>> begin Listed records

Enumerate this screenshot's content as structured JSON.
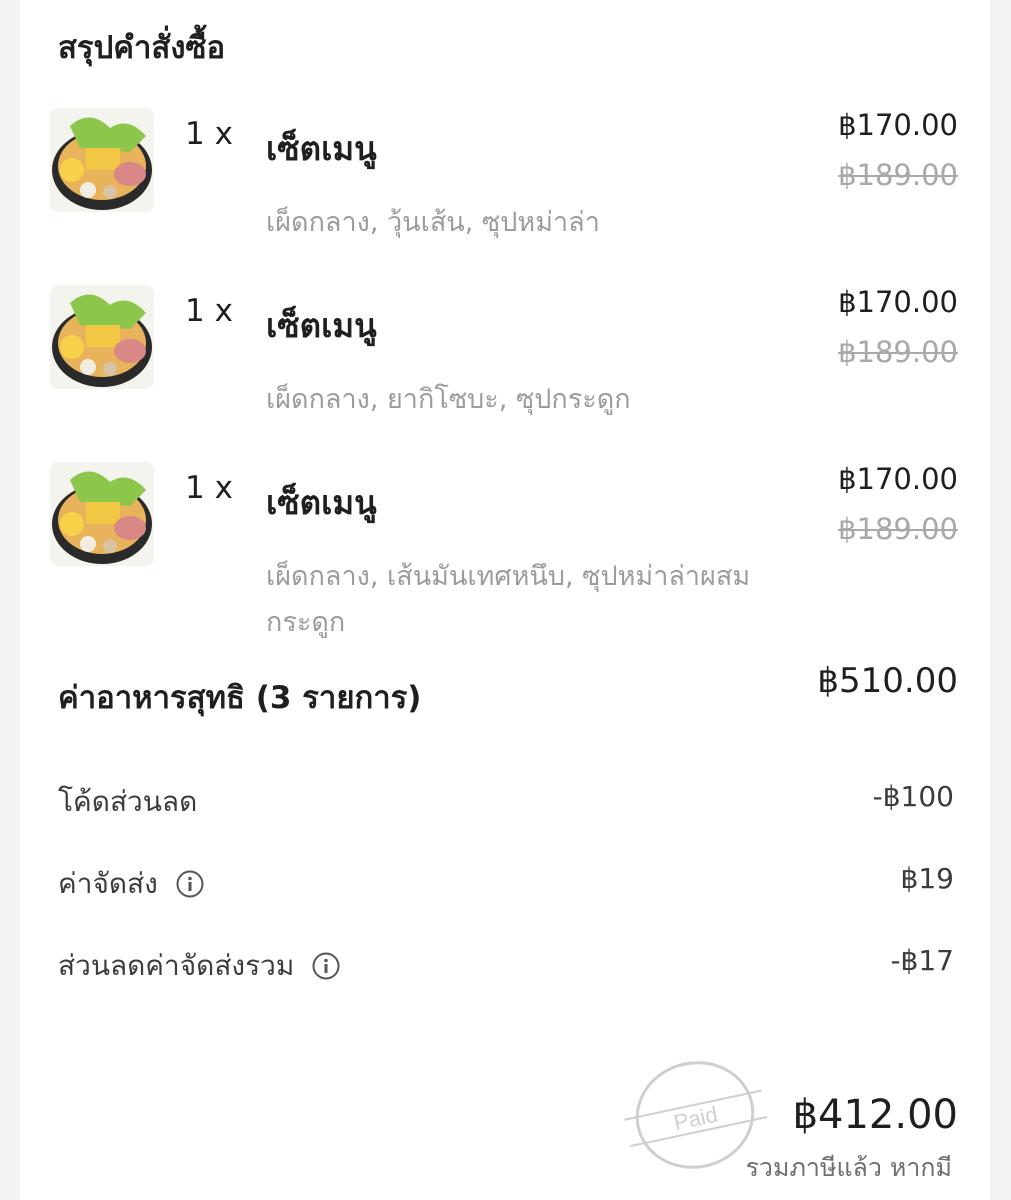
{
  "summary": {
    "title": "สรุปคำสั่งซื้อ"
  },
  "items": [
    {
      "qty": "1 x",
      "name": "เซ็ตเมนู",
      "price": "฿170.00",
      "original_price": "฿189.00",
      "options": "เผ็ดกลาง, วุ้นเส้น, ซุปหม่าล่า"
    },
    {
      "qty": "1 x",
      "name": "เซ็ตเมนู",
      "price": "฿170.00",
      "original_price": "฿189.00",
      "options": "เผ็ดกลาง, ยากิโซบะ, ซุปกระดูก"
    },
    {
      "qty": "1 x",
      "name": "เซ็ตเมนู",
      "price": "฿170.00",
      "original_price": "฿189.00",
      "options": "เผ็ดกลาง, เส้นมันเทศหนึบ, ซุปหม่าล่าผสมกระดูก"
    }
  ],
  "subtotal": {
    "label": "ค่าอาหารสุทธิ (3 รายการ)",
    "value": "฿510.00"
  },
  "fees": {
    "discount_code_label": "โค้ดส่วนลด",
    "discount_code_value": "-฿100",
    "delivery_label": "ค่าจัดส่ง",
    "delivery_value": "฿19",
    "delivery_discount_label": "ส่วนลดค่าจัดส่งรวม",
    "delivery_discount_value": "-฿17"
  },
  "total": {
    "value": "฿412.00",
    "note": "รวมภาษีแล้ว หากมี",
    "stamp_text": "Paid"
  },
  "icons": {
    "info": "info-circle-icon",
    "food": "hotpot-set-image"
  },
  "colors": {
    "text": "#1f1f1f",
    "muted": "#9c9c9c",
    "background": "#f2f2f2",
    "card": "#ffffff"
  }
}
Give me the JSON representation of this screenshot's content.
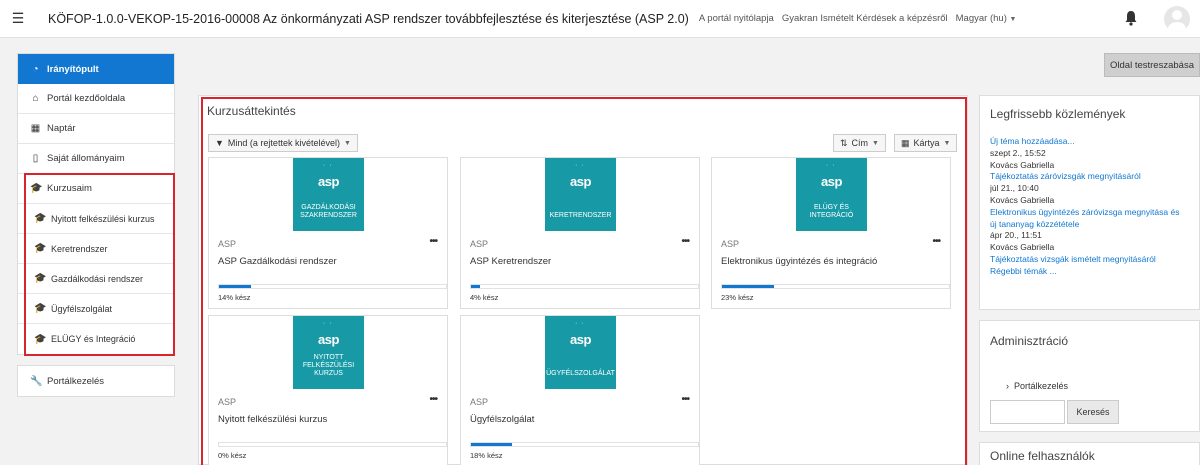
{
  "navbar": {
    "title": "KÖFOP-1.0.0-VEKOP-15-2016-00008 Az önkormányzati ASP rendszer továbbfejlesztése és kiterjesztése (ASP 2.0)",
    "links": [
      "A portál nyitólapja",
      "Gyakran Ismételt Kérdések a képzésről",
      "Magyar (hu)"
    ],
    "icons": [
      "hamburger-icon",
      "bell-icon",
      "avatar"
    ]
  },
  "leftnav": {
    "dashboard": "Irányítópult",
    "portal_home": "Portál kezdőoldala",
    "calendar": "Naptár",
    "files": "Saját állományaim",
    "my_courses": "Kurzusaim",
    "courses": [
      "Nyitott felkészülési kurzus",
      "Keretrendszer",
      "Gazdálkodási rendszer",
      "Ügyfélszolgálat",
      "ELÜGY és Integráció"
    ],
    "admin": "Portálkezelés"
  },
  "customize_button": "Oldal testreszabása",
  "overview": {
    "title": "Kurzusáttekintés",
    "filter": "Mind (a rejtettek kivételével)",
    "sort": "Cím",
    "view": "Kártya",
    "cards": [
      {
        "category": "ASP",
        "name": "ASP Gazdálkodási rendszer",
        "progress": 14,
        "progress_text": "14% kész",
        "image_logo": "asp",
        "image_caption": [
          "GAZDÁLKODÁSI",
          "SZAKRENDSZER"
        ]
      },
      {
        "category": "ASP",
        "name": "ASP Keretrendszer",
        "progress": 4,
        "progress_text": "4% kész",
        "image_logo": "asp",
        "image_caption": [
          "KERETRENDSZER"
        ]
      },
      {
        "category": "ASP",
        "name": "Elektronikus ügyintézés és integráció",
        "progress": 23,
        "progress_text": "23% kész",
        "image_logo": "asp",
        "image_caption": [
          "ELÜGY ÉS",
          "INTEGRÁCIÓ"
        ]
      },
      {
        "category": "ASP",
        "name": "Nyitott felkészülési kurzus",
        "progress": 0,
        "progress_text": "0% kész",
        "image_logo": "asp",
        "image_caption": [
          "NYITOTT",
          "FELKÉSZÜLÉSI",
          "KURZUS"
        ]
      },
      {
        "category": "ASP",
        "name": "Ügyfélszolgálat",
        "progress": 18,
        "progress_text": "18% kész",
        "image_logo": "asp",
        "image_caption": [
          "ÜGYFÉLSZOLGÁLAT"
        ]
      }
    ]
  },
  "news": {
    "title": "Legfrissebb közlemények",
    "lines": [
      {
        "text": "Új téma hozzáadása...",
        "link": true
      },
      {
        "text": "szept 2., 15:52",
        "link": false
      },
      {
        "text": "Kovács Gabriella",
        "link": false
      },
      {
        "text": "Tájékoztatás záróvizsgák megnyitásáról",
        "link": true
      },
      {
        "text": "júl 21., 10:40",
        "link": false
      },
      {
        "text": "Kovács Gabriella",
        "link": false
      },
      {
        "text": "Elektronikus ügyintézés záróvizsga megnyitása és",
        "link": true
      },
      {
        "text": "új tananyag közzététele",
        "link": true
      },
      {
        "text": "ápr 20., 11:51",
        "link": false
      },
      {
        "text": "Kovács Gabriella",
        "link": false
      },
      {
        "text": "Tájékoztatás vizsgák ismételt megnyitásáról",
        "link": true
      },
      {
        "text": "Régebbi témák ...",
        "link": true
      }
    ]
  },
  "admin_block": {
    "title": "Adminisztráció",
    "item": "Portálkezelés",
    "search_button": "Keresés"
  },
  "online_block": {
    "title": "Online felhasználók"
  },
  "colors": {
    "accent": "#1177d1",
    "card_image": "#189aa6",
    "highlight": "#d9232d"
  }
}
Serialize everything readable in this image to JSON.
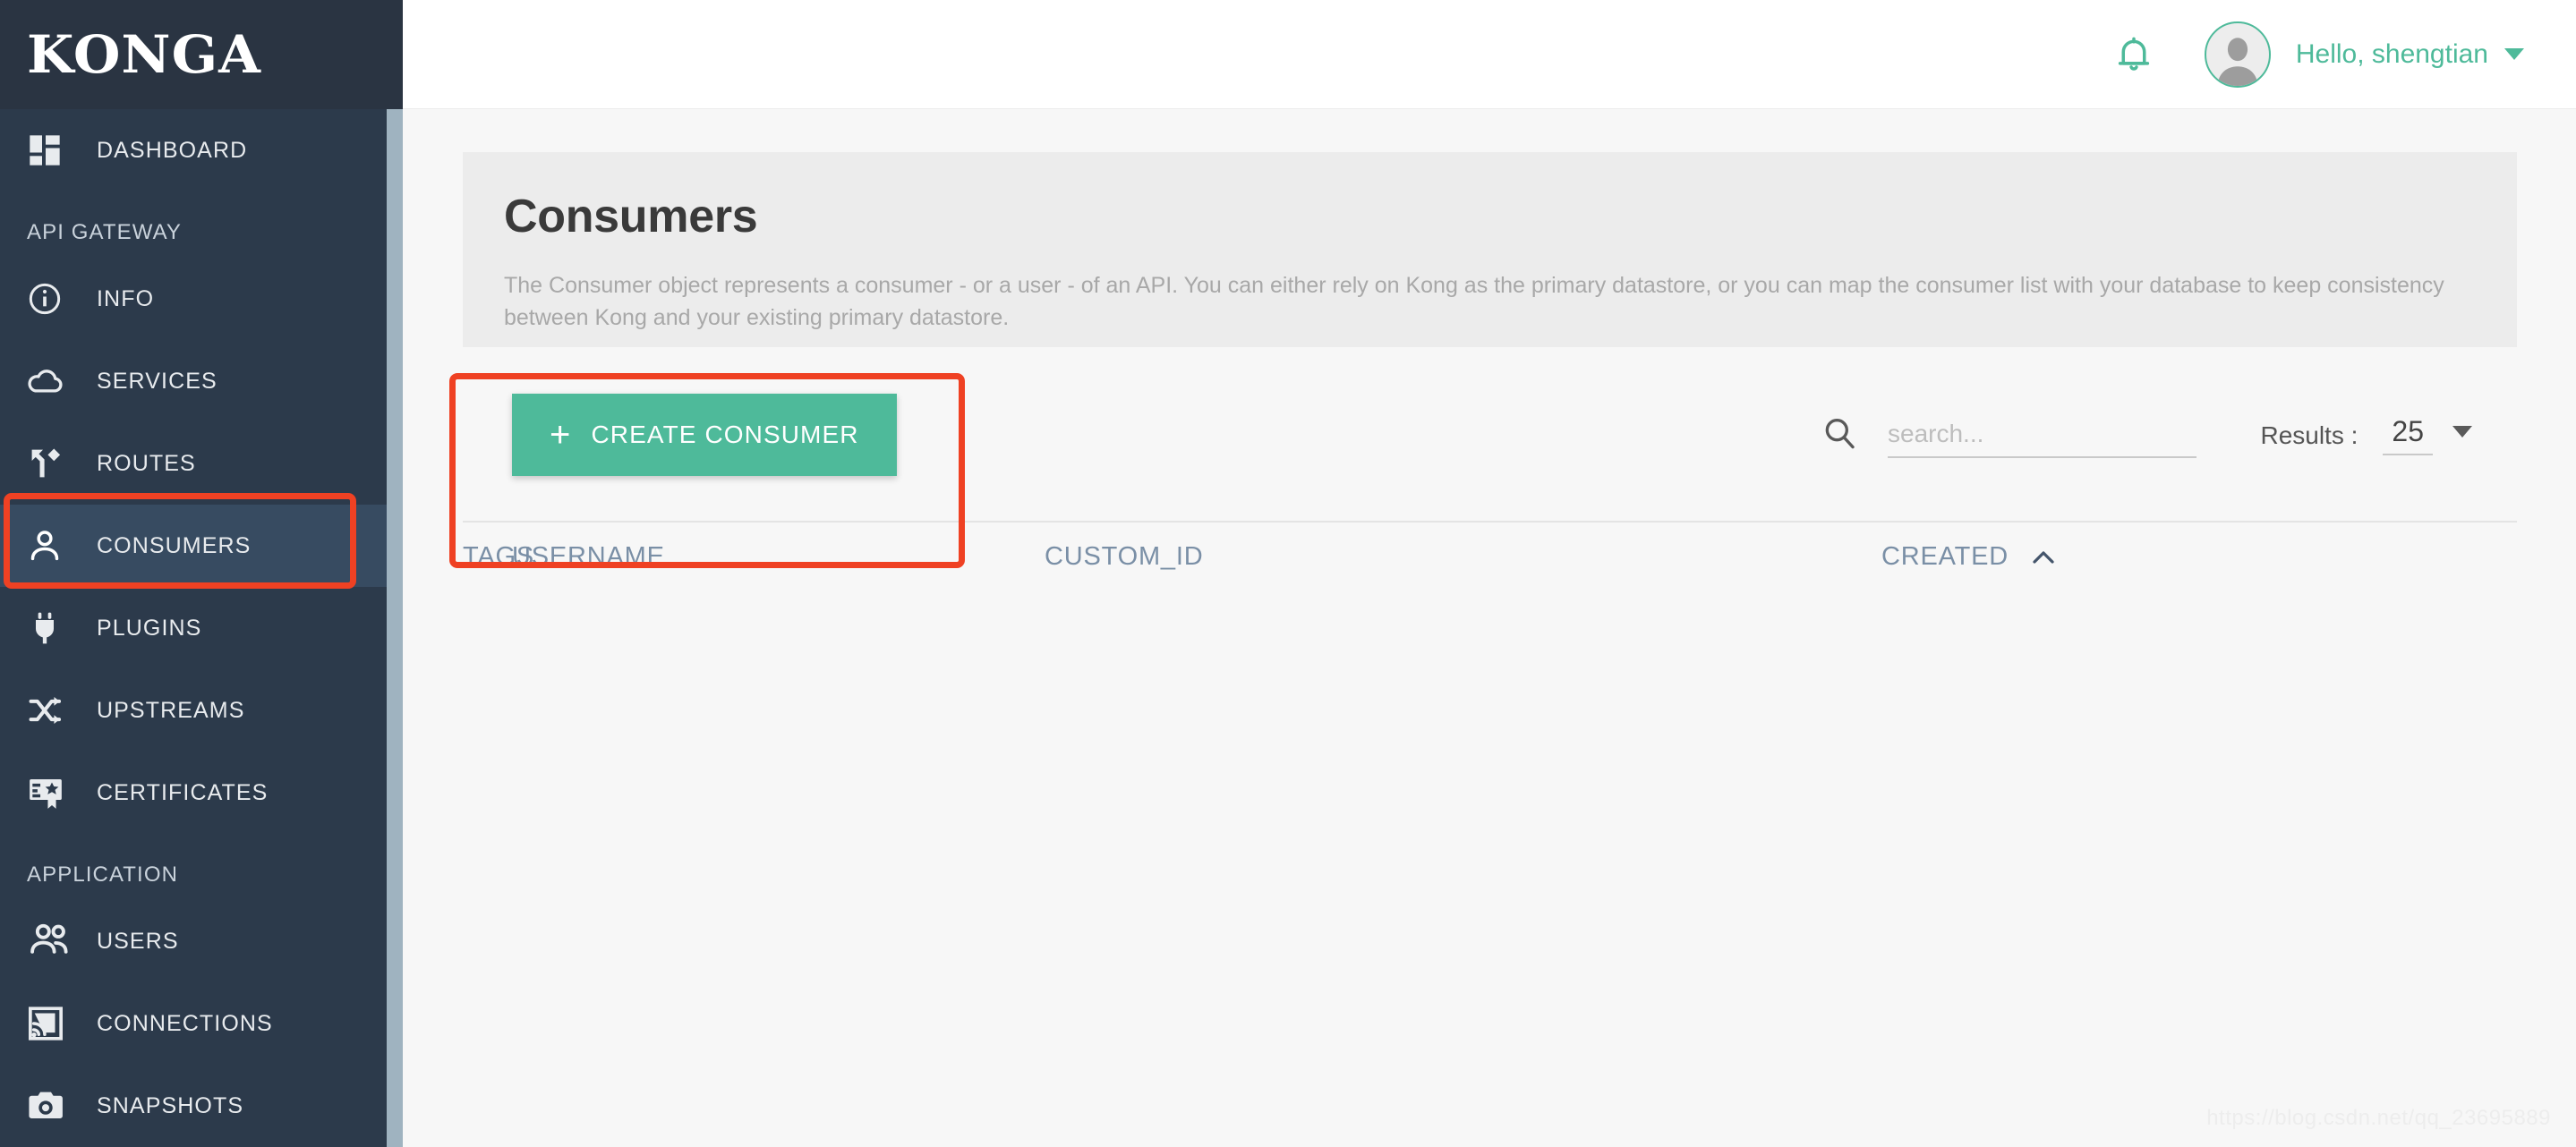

>> end Listed records

**Task objective:** Restate each entry word for word, please, but drop any images it holds.

**The output:**
Enumerate this screenshot's content as structured JSON.
{
  "summary": {
    "title": "สรุปคำสั่งซื้อ"
  },
  "items": [
    {
      "qty": "1 x",
      "name": "เซ็ตเมนู",
      "price": "฿170.00",
      "original_price": "฿189.00",
      "options": "เผ็ดกลาง, วุ้นเส้น, ซุปหม่าล่า"
    },
    {
      "qty": "1 x",
      "name": "เซ็ตเมนู",
      "price": "฿170.00",
      "original_price": "฿189.00",
      "options": "เผ็ดกลาง, ยากิโซบะ, ซุปกระดูก"
    },
    {
      "qty": "1 x",
      "name": "เซ็ตเมนู",
      "price": "฿170.00",
      "original_price": "฿189.00",
      "options": "เผ็ดกลาง, เส้นมันเทศหนึบ, ซุปหม่าล่าผสมกระดูก"
    }
  ],
  "subtotal": {
    "label": "ค่าอาหารสุทธิ (3 รายการ)",
    "value": "฿510.00"
  },
  "fees": {
    "discount_code_label": "โค้ดส่วนลด",
    "discount_code_value": "-฿100",
    "delivery_label": "ค่าจัดส่ง",
    "delivery_value": "฿19",
    "delivery_discount_label": "ส่วนลดค่าจัดส่งรวม",
    "delivery_discount_value": "-฿17"
  },
  "total": {
    "value": "฿412.00",
    "note": "รวมภาษีแล้ว หากมี",
    "stamp_text": "Paid"
  },
  "icons": {
    "info": "info-circle-icon",
    "food": "hotpot-set-image"
  },
  "colors": {
    "text": "#1f1f1f",
    "muted": "#9c9c9c",
    "background": "#f2f2f2",
    "card": "#ffffff"
  }
}
Give me the JSON representation of this screenshot's content.
{
  "navbar": {
    "title": "KÖFOP-1.0.0-VEKOP-15-2016-00008 Az önkormányzati ASP rendszer továbbfejlesztése és kiterjesztése (ASP 2.0)",
    "links": [
      "A portál nyitólapja",
      "Gyakran Ismételt Kérdések a képzésről",
      "Magyar (hu)"
    ],
    "icons": [
      "hamburger-icon",
      "bell-icon",
      "avatar"
    ]
  },
  "leftnav": {
    "dashboard": "Irányítópult",
    "portal_home": "Portál kezdőoldala",
    "calendar": "Naptár",
    "files": "Saját állományaim",
    "my_courses": "Kurzusaim",
    "courses": [
      "Nyitott felkészülési kurzus",
      "Keretrendszer",
      "Gazdálkodási rendszer",
      "Ügyfélszolgálat",
      "ELÜGY és Integráció"
    ],
    "admin": "Portálkezelés"
  },
  "customize_button": "Oldal testreszabása",
  "overview": {
    "title": "Kurzusáttekintés",
    "filter": "Mind (a rejtettek kivételével)",
    "sort": "Cím",
    "view": "Kártya",
    "cards": [
      {
        "category": "ASP",
        "name": "ASP Gazdálkodási rendszer",
        "progress": 14,
        "progress_text": "14% kész",
        "image_logo": "asp",
        "image_caption": [
          "GAZDÁLKODÁSI",
          "SZAKRENDSZER"
        ]
      },
      {
        "category": "ASP",
        "name": "ASP Keretrendszer",
        "progress": 4,
        "progress_text": "4% kész",
        "image_logo": "asp",
        "image_caption": [
          "KERETRENDSZER"
        ]
      },
      {
        "category": "ASP",
        "name": "Elektronikus ügyintézés és integráció",
        "progress": 23,
        "progress_text": "23% kész",
        "image_logo": "asp",
        "image_caption": [
          "ELÜGY ÉS",
          "INTEGRÁCIÓ"
        ]
      },
      {
        "category": "ASP",
        "name": "Nyitott felkészülési kurzus",
        "progress": 0,
        "progress_text": "0% kész",
        "image_logo": "asp",
        "image_caption": [
          "NYITOTT",
          "FELKÉSZÜLÉSI",
          "KURZUS"
        ]
      },
      {
        "category": "ASP",
        "name": "Ügyfélszolgálat",
        "progress": 18,
        "progress_text": "18% kész",
        "image_logo": "asp",
        "image_caption": [
          "ÜGYFÉLSZOLGÁLAT"
        ]
      }
    ]
  },
  "news": {
    "title": "Legfrissebb közlemények",
    "lines": [
      {
        "text": "Új téma hozzáadása...",
        "link": true
      },
      {
        "text": "szept 2., 15:52",
        "link": false
      },
      {
        "text": "Kovács Gabriella",
        "link": false
      },
      {
        "text": "Tájékoztatás záróvizsgák megnyitásáról",
        "link": true
      },
      {
        "text": "júl 21., 10:40",
        "link": false
      },
      {
        "text": "Kovács Gabriella",
        "link": false
      },
      {
        "text": "Elektronikus ügyintézés záróvizsga megnyitása és",
        "link": true
      },
      {
        "text": "új tananyag közzététele",
        "link": true
      },
      {
        "text": "ápr 20., 11:51",
        "link": false
      },
      {
        "text": "Kovács Gabriella",
        "link": false
      },
      {
        "text": "Tájékoztatás vizsgák ismételt megnyitásáról",
        "link": true
      },
      {
        "text": "Régebbi témák ...",
        "link": true
      }
    ]
  },
  "admin_block": {
    "title": "Adminisztráció",
    "item": "Portálkezelés",
    "search_button": "Keresés"
  },
  "online_block": {
    "title": "Online felhasználók"
  },
  "colors": {
    "accent": "#1177d1",
    "card_image": "#189aa6",
    "highlight": "#d9232d"
  }
}
Serialize everything readable in this image to JSON.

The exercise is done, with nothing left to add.